■ Given task: Return the entries below in their exact form, leaving the pictures out.

--- start Data provided ---

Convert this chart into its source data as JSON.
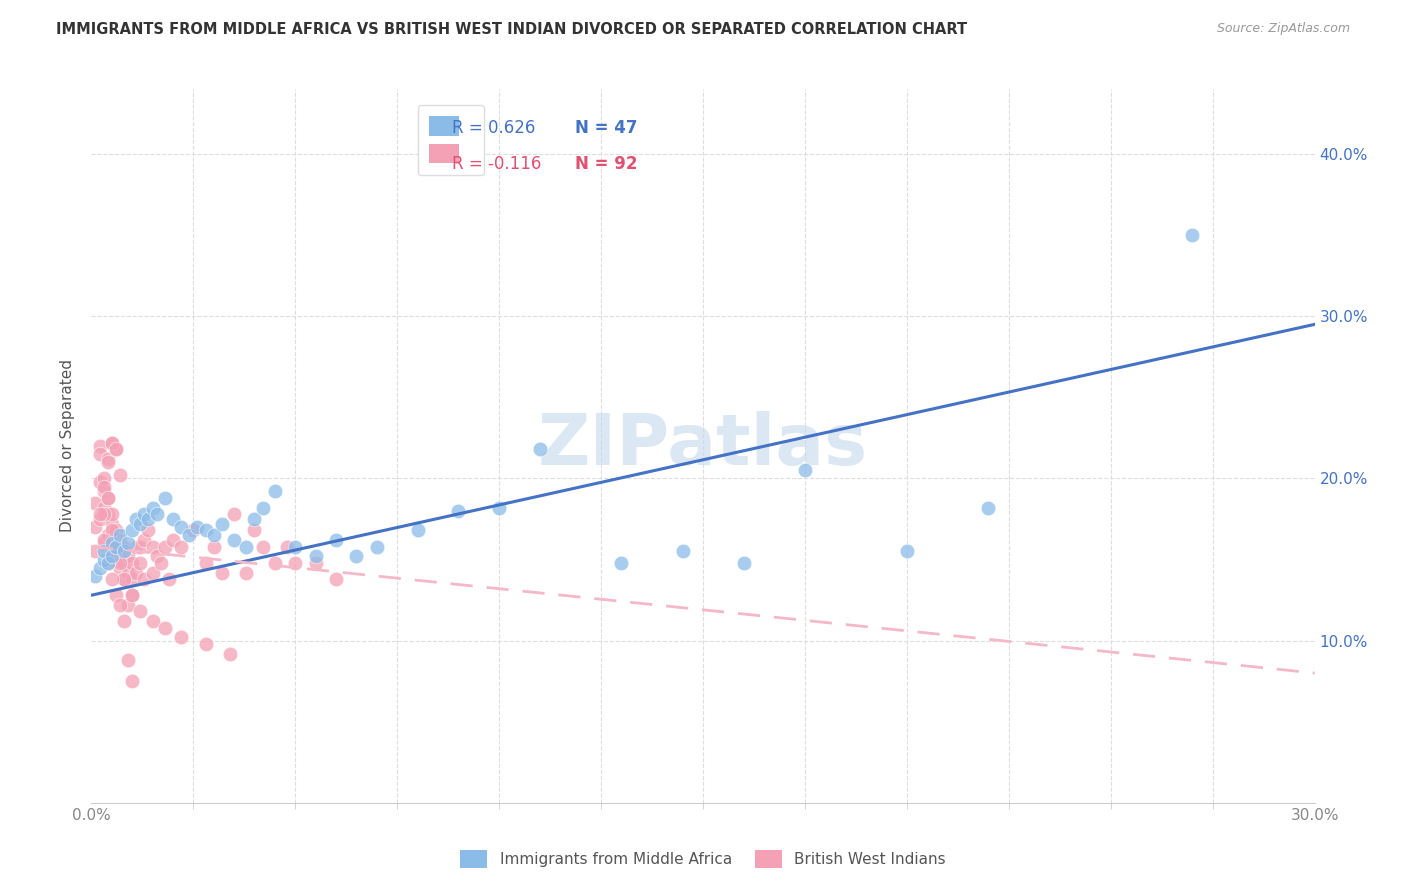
{
  "title": "IMMIGRANTS FROM MIDDLE AFRICA VS BRITISH WEST INDIAN DIVORCED OR SEPARATED CORRELATION CHART",
  "source": "Source: ZipAtlas.com",
  "ylabel": "Divorced or Separated",
  "xlim": [
    0.0,
    0.3
  ],
  "ylim": [
    0.0,
    0.44
  ],
  "xtick_vals": [
    0.0,
    0.3
  ],
  "xtick_labels": [
    "0.0%",
    "30.0%"
  ],
  "xtick_minor_vals": [
    0.025,
    0.05,
    0.075,
    0.1,
    0.125,
    0.15,
    0.175,
    0.2,
    0.225,
    0.25,
    0.275
  ],
  "ytick_vals": [
    0.1,
    0.2,
    0.3,
    0.4
  ],
  "ytick_labels": [
    "10.0%",
    "20.0%",
    "30.0%",
    "40.0%"
  ],
  "blue_scatter_color": "#8BBCE8",
  "pink_scatter_color": "#F4A0B5",
  "blue_line_color": "#4472C4",
  "pink_line_color": "#F4B8C8",
  "legend_blue_r": "R = 0.626",
  "legend_blue_n": "N = 47",
  "legend_pink_r": "R = -0.116",
  "legend_pink_n": "N = 92",
  "legend_r_color_blue": "#4472C4",
  "legend_n_color_blue": "#4472C4",
  "legend_r_color_pink": "#E05070",
  "legend_n_color_pink": "#E05070",
  "watermark": "ZIPatlas",
  "watermark_color": "#C5D8EE",
  "bottom_label_blue": "Immigrants from Middle Africa",
  "bottom_label_pink": "British West Indians",
  "scatter_blue_x": [
    0.001,
    0.002,
    0.003,
    0.003,
    0.004,
    0.005,
    0.005,
    0.006,
    0.007,
    0.008,
    0.009,
    0.01,
    0.011,
    0.012,
    0.013,
    0.014,
    0.015,
    0.016,
    0.018,
    0.02,
    0.022,
    0.024,
    0.026,
    0.028,
    0.03,
    0.032,
    0.035,
    0.038,
    0.04,
    0.042,
    0.045,
    0.05,
    0.055,
    0.06,
    0.065,
    0.07,
    0.08,
    0.09,
    0.1,
    0.11,
    0.13,
    0.145,
    0.16,
    0.175,
    0.2,
    0.22,
    0.27
  ],
  "scatter_blue_y": [
    0.14,
    0.145,
    0.15,
    0.155,
    0.148,
    0.152,
    0.16,
    0.158,
    0.165,
    0.155,
    0.16,
    0.168,
    0.175,
    0.172,
    0.178,
    0.175,
    0.182,
    0.178,
    0.188,
    0.175,
    0.17,
    0.165,
    0.17,
    0.168,
    0.165,
    0.172,
    0.162,
    0.158,
    0.175,
    0.182,
    0.192,
    0.158,
    0.152,
    0.162,
    0.152,
    0.158,
    0.168,
    0.18,
    0.182,
    0.218,
    0.148,
    0.155,
    0.148,
    0.205,
    0.155,
    0.182,
    0.35
  ],
  "scatter_pink_x": [
    0.001,
    0.001,
    0.001,
    0.002,
    0.002,
    0.002,
    0.002,
    0.003,
    0.003,
    0.003,
    0.003,
    0.004,
    0.004,
    0.004,
    0.004,
    0.005,
    0.005,
    0.005,
    0.005,
    0.006,
    0.006,
    0.006,
    0.007,
    0.007,
    0.007,
    0.008,
    0.008,
    0.008,
    0.009,
    0.009,
    0.01,
    0.01,
    0.01,
    0.011,
    0.011,
    0.012,
    0.012,
    0.013,
    0.013,
    0.014,
    0.015,
    0.015,
    0.016,
    0.017,
    0.018,
    0.019,
    0.02,
    0.022,
    0.025,
    0.028,
    0.03,
    0.032,
    0.035,
    0.038,
    0.04,
    0.042,
    0.045,
    0.048,
    0.05,
    0.055,
    0.06,
    0.003,
    0.004,
    0.005,
    0.006,
    0.004,
    0.005,
    0.006,
    0.007,
    0.003,
    0.004,
    0.005,
    0.006,
    0.007,
    0.008,
    0.009,
    0.01,
    0.012,
    0.015,
    0.018,
    0.022,
    0.028,
    0.034,
    0.002,
    0.003,
    0.004,
    0.005,
    0.006,
    0.007,
    0.008,
    0.009,
    0.01
  ],
  "scatter_pink_y": [
    0.155,
    0.17,
    0.185,
    0.22,
    0.198,
    0.215,
    0.175,
    0.182,
    0.192,
    0.2,
    0.16,
    0.178,
    0.165,
    0.188,
    0.155,
    0.162,
    0.172,
    0.178,
    0.155,
    0.158,
    0.168,
    0.152,
    0.152,
    0.162,
    0.145,
    0.148,
    0.158,
    0.138,
    0.142,
    0.152,
    0.138,
    0.148,
    0.128,
    0.158,
    0.142,
    0.158,
    0.148,
    0.138,
    0.162,
    0.168,
    0.158,
    0.142,
    0.152,
    0.148,
    0.158,
    0.138,
    0.162,
    0.158,
    0.168,
    0.148,
    0.158,
    0.142,
    0.178,
    0.142,
    0.168,
    0.158,
    0.148,
    0.158,
    0.148,
    0.148,
    0.138,
    0.195,
    0.212,
    0.222,
    0.218,
    0.21,
    0.222,
    0.218,
    0.202,
    0.178,
    0.188,
    0.168,
    0.158,
    0.148,
    0.138,
    0.122,
    0.128,
    0.118,
    0.112,
    0.108,
    0.102,
    0.098,
    0.092,
    0.178,
    0.162,
    0.148,
    0.138,
    0.128,
    0.122,
    0.112,
    0.088,
    0.075
  ],
  "blue_trendline_x": [
    0.0,
    0.3
  ],
  "blue_trendline_y": [
    0.128,
    0.295
  ],
  "pink_trendline_x": [
    0.0,
    0.3
  ],
  "pink_trendline_y": [
    0.158,
    0.08
  ],
  "background_color": "#FFFFFF",
  "grid_color": "#DDDDDD",
  "axis_color": "#CCCCCC",
  "tick_color": "#888888"
}
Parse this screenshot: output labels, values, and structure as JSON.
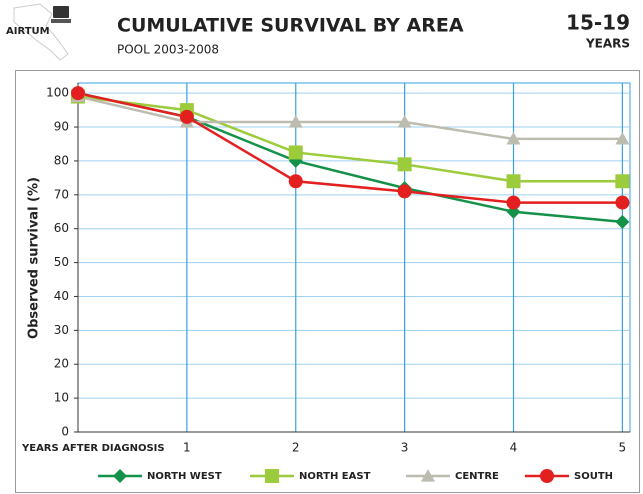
{
  "header": {
    "logo": "AIRTUM",
    "badge": "15-19",
    "badge_unit": "YEARS"
  },
  "chart_data": {
    "type": "line",
    "title": "CUMULATIVE SURVIVAL BY AREA",
    "subtitle": "POOL 2003-2008",
    "x_label": "YEARS AFTER DIAGNOSIS",
    "y_label": "Observed survival (%)",
    "x": [
      0,
      1,
      2,
      3,
      4,
      5
    ],
    "xlim": [
      0,
      5.07
    ],
    "xticks": [
      1,
      2,
      3,
      4,
      5
    ],
    "ylim": [
      0,
      103
    ],
    "yticks": [
      0,
      10,
      20,
      30,
      40,
      50,
      60,
      70,
      80,
      90,
      100
    ],
    "grid": true,
    "legend": "bottom",
    "series": [
      {
        "name": "NORTH WEST",
        "color": "#15924a",
        "marker": "diamond",
        "values": [
          100,
          93,
          80,
          72,
          65,
          62
        ]
      },
      {
        "name": "NORTH EAST",
        "color": "#9ccb3b",
        "marker": "square",
        "values": [
          99,
          95,
          82.5,
          79,
          74,
          74
        ]
      },
      {
        "name": "CENTRE",
        "color": "#bcbcb0",
        "marker": "triangle",
        "values": [
          99,
          91.5,
          91.5,
          91.5,
          86.5,
          86.5
        ]
      },
      {
        "name": "SOUTH",
        "color": "#e3201f",
        "marker": "circle",
        "values": [
          100,
          93,
          74,
          71,
          67.7,
          67.7
        ]
      }
    ]
  }
}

--- end Data provided ---

■ Answer for the task:
Convert this chart into its source data as JSON.
{
  "title": "IMMIGRANTS FROM MIDDLE AFRICA VS BRITISH WEST INDIAN DIVORCED OR SEPARATED CORRELATION CHART",
  "source": "Source: ZipAtlas.com",
  "ylabel": "Divorced or Separated",
  "xlim": [
    0.0,
    0.3
  ],
  "ylim": [
    0.0,
    0.44
  ],
  "xtick_vals": [
    0.0,
    0.3
  ],
  "xtick_labels": [
    "0.0%",
    "30.0%"
  ],
  "xtick_minor_vals": [
    0.025,
    0.05,
    0.075,
    0.1,
    0.125,
    0.15,
    0.175,
    0.2,
    0.225,
    0.25,
    0.275
  ],
  "ytick_vals": [
    0.1,
    0.2,
    0.3,
    0.4
  ],
  "ytick_labels": [
    "10.0%",
    "20.0%",
    "30.0%",
    "40.0%"
  ],
  "blue_scatter_color": "#8BBCE8",
  "pink_scatter_color": "#F4A0B5",
  "blue_line_color": "#4472C4",
  "pink_line_color": "#F4B8C8",
  "legend_blue_r": "R = 0.626",
  "legend_blue_n": "N = 47",
  "legend_pink_r": "R = -0.116",
  "legend_pink_n": "N = 92",
  "legend_r_color_blue": "#4472C4",
  "legend_n_color_blue": "#4472C4",
  "legend_r_color_pink": "#E05070",
  "legend_n_color_pink": "#E05070",
  "watermark": "ZIPatlas",
  "watermark_color": "#C5D8EE",
  "bottom_label_blue": "Immigrants from Middle Africa",
  "bottom_label_pink": "British West Indians",
  "scatter_blue_x": [
    0.001,
    0.002,
    0.003,
    0.003,
    0.004,
    0.005,
    0.005,
    0.006,
    0.007,
    0.008,
    0.009,
    0.01,
    0.011,
    0.012,
    0.013,
    0.014,
    0.015,
    0.016,
    0.018,
    0.02,
    0.022,
    0.024,
    0.026,
    0.028,
    0.03,
    0.032,
    0.035,
    0.038,
    0.04,
    0.042,
    0.045,
    0.05,
    0.055,
    0.06,
    0.065,
    0.07,
    0.08,
    0.09,
    0.1,
    0.11,
    0.13,
    0.145,
    0.16,
    0.175,
    0.2,
    0.22,
    0.27
  ],
  "scatter_blue_y": [
    0.14,
    0.145,
    0.15,
    0.155,
    0.148,
    0.152,
    0.16,
    0.158,
    0.165,
    0.155,
    0.16,
    0.168,
    0.175,
    0.172,
    0.178,
    0.175,
    0.182,
    0.178,
    0.188,
    0.175,
    0.17,
    0.165,
    0.17,
    0.168,
    0.165,
    0.172,
    0.162,
    0.158,
    0.175,
    0.182,
    0.192,
    0.158,
    0.152,
    0.162,
    0.152,
    0.158,
    0.168,
    0.18,
    0.182,
    0.218,
    0.148,
    0.155,
    0.148,
    0.205,
    0.155,
    0.182,
    0.35
  ],
  "scatter_pink_x": [
    0.001,
    0.001,
    0.001,
    0.002,
    0.002,
    0.002,
    0.002,
    0.003,
    0.003,
    0.003,
    0.003,
    0.004,
    0.004,
    0.004,
    0.004,
    0.005,
    0.005,
    0.005,
    0.005,
    0.006,
    0.006,
    0.006,
    0.007,
    0.007,
    0.007,
    0.008,
    0.008,
    0.008,
    0.009,
    0.009,
    0.01,
    0.01,
    0.01,
    0.011,
    0.011,
    0.012,
    0.012,
    0.013,
    0.013,
    0.014,
    0.015,
    0.015,
    0.016,
    0.017,
    0.018,
    0.019,
    0.02,
    0.022,
    0.025,
    0.028,
    0.03,
    0.032,
    0.035,
    0.038,
    0.04,
    0.042,
    0.045,
    0.048,
    0.05,
    0.055,
    0.06,
    0.003,
    0.004,
    0.005,
    0.006,
    0.004,
    0.005,
    0.006,
    0.007,
    0.003,
    0.004,
    0.005,
    0.006,
    0.007,
    0.008,
    0.009,
    0.01,
    0.012,
    0.015,
    0.018,
    0.022,
    0.028,
    0.034,
    0.002,
    0.003,
    0.004,
    0.005,
    0.006,
    0.007,
    0.008,
    0.009,
    0.01
  ],
  "scatter_pink_y": [
    0.155,
    0.17,
    0.185,
    0.22,
    0.198,
    0.215,
    0.175,
    0.182,
    0.192,
    0.2,
    0.16,
    0.178,
    0.165,
    0.188,
    0.155,
    0.162,
    0.172,
    0.178,
    0.155,
    0.158,
    0.168,
    0.152,
    0.152,
    0.162,
    0.145,
    0.148,
    0.158,
    0.138,
    0.142,
    0.152,
    0.138,
    0.148,
    0.128,
    0.158,
    0.142,
    0.158,
    0.148,
    0.138,
    0.162,
    0.168,
    0.158,
    0.142,
    0.152,
    0.148,
    0.158,
    0.138,
    0.162,
    0.158,
    0.168,
    0.148,
    0.158,
    0.142,
    0.178,
    0.142,
    0.168,
    0.158,
    0.148,
    0.158,
    0.148,
    0.148,
    0.138,
    0.195,
    0.212,
    0.222,
    0.218,
    0.21,
    0.222,
    0.218,
    0.202,
    0.178,
    0.188,
    0.168,
    0.158,
    0.148,
    0.138,
    0.122,
    0.128,
    0.118,
    0.112,
    0.108,
    0.102,
    0.098,
    0.092,
    0.178,
    0.162,
    0.148,
    0.138,
    0.128,
    0.122,
    0.112,
    0.088,
    0.075
  ],
  "blue_trendline_x": [
    0.0,
    0.3
  ],
  "blue_trendline_y": [
    0.128,
    0.295
  ],
  "pink_trendline_x": [
    0.0,
    0.3
  ],
  "pink_trendline_y": [
    0.158,
    0.08
  ],
  "background_color": "#FFFFFF",
  "grid_color": "#DDDDDD",
  "axis_color": "#CCCCCC",
  "tick_color": "#888888"
}
Parse this screenshot: output labels, values, and structure as JSON.
{
  "header": {
    "logo": "AIRTUM",
    "badge": "15-19",
    "badge_unit": "YEARS"
  },
  "chart_data": {
    "type": "line",
    "title": "CUMULATIVE SURVIVAL BY AREA",
    "subtitle": "POOL 2003-2008",
    "x_label": "YEARS AFTER DIAGNOSIS",
    "y_label": "Observed survival (%)",
    "x": [
      0,
      1,
      2,
      3,
      4,
      5
    ],
    "xlim": [
      0,
      5.07
    ],
    "xticks": [
      1,
      2,
      3,
      4,
      5
    ],
    "ylim": [
      0,
      103
    ],
    "yticks": [
      0,
      10,
      20,
      30,
      40,
      50,
      60,
      70,
      80,
      90,
      100
    ],
    "grid": true,
    "legend": "bottom",
    "series": [
      {
        "name": "NORTH WEST",
        "color": "#15924a",
        "marker": "diamond",
        "values": [
          100,
          93,
          80,
          72,
          65,
          62
        ]
      },
      {
        "name": "NORTH EAST",
        "color": "#9ccb3b",
        "marker": "square",
        "values": [
          99,
          95,
          82.5,
          79,
          74,
          74
        ]
      },
      {
        "name": "CENTRE",
        "color": "#bcbcb0",
        "marker": "triangle",
        "values": [
          99,
          91.5,
          91.5,
          91.5,
          86.5,
          86.5
        ]
      },
      {
        "name": "SOUTH",
        "color": "#e3201f",
        "marker": "circle",
        "values": [
          100,
          93,
          74,
          71,
          67.7,
          67.7
        ]
      }
    ]
  }
}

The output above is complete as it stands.